*Task to complete*
Write the records out again, keeping each line exactly as it is.

** START OF Provided records **

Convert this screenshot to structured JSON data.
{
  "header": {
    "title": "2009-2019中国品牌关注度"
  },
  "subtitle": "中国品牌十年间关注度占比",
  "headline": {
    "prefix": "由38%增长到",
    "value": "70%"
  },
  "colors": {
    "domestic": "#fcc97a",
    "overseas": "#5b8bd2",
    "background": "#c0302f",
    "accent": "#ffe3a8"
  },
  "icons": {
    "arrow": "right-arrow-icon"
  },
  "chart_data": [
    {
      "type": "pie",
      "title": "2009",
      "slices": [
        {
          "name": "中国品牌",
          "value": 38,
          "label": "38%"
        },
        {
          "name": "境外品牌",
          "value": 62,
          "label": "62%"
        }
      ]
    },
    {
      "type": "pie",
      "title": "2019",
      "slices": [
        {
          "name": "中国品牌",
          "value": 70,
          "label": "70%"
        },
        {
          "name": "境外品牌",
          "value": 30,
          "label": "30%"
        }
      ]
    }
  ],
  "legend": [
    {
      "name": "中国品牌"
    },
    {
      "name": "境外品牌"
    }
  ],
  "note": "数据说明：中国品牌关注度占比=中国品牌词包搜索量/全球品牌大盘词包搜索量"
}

** END OF Provided records **

*Written solution*
Convert this screenshot to structured JSON data.
{
  "header": {
    "title": "2009-2019中国品牌关注度"
  },
  "subtitle": "中国品牌十年间关注度占比",
  "headline": {
    "prefix": "由38%增长到",
    "value": "70%"
  },
  "colors": {
    "domestic": "#fcc97a",
    "overseas": "#5b8bd2",
    "background": "#c0302f",
    "accent": "#ffe3a8"
  },
  "icons": {
    "arrow": "right-arrow-icon"
  },
  "chart_data": [
    {
      "type": "pie",
      "title": "2009",
      "slices": [
        {
          "name": "中国品牌",
          "value": 38,
          "label": "38%"
        },
        {
          "name": "境外品牌",
          "value": 62,
          "label": "62%"
        }
      ]
    },
    {
      "type": "pie",
      "title": "2019",
      "slices": [
        {
          "name": "中国品牌",
          "value": 70,
          "label": "70%"
        },
        {
          "name": "境外品牌",
          "value": 30,
          "label": "30%"
        }
      ]
    }
  ],
  "legend": [
    {
      "name": "中国品牌"
    },
    {
      "name": "境外品牌"
    }
  ],
  "note": "数据说明：中国品牌关注度占比=中国品牌词包搜索量/全球品牌大盘词包搜索量"
}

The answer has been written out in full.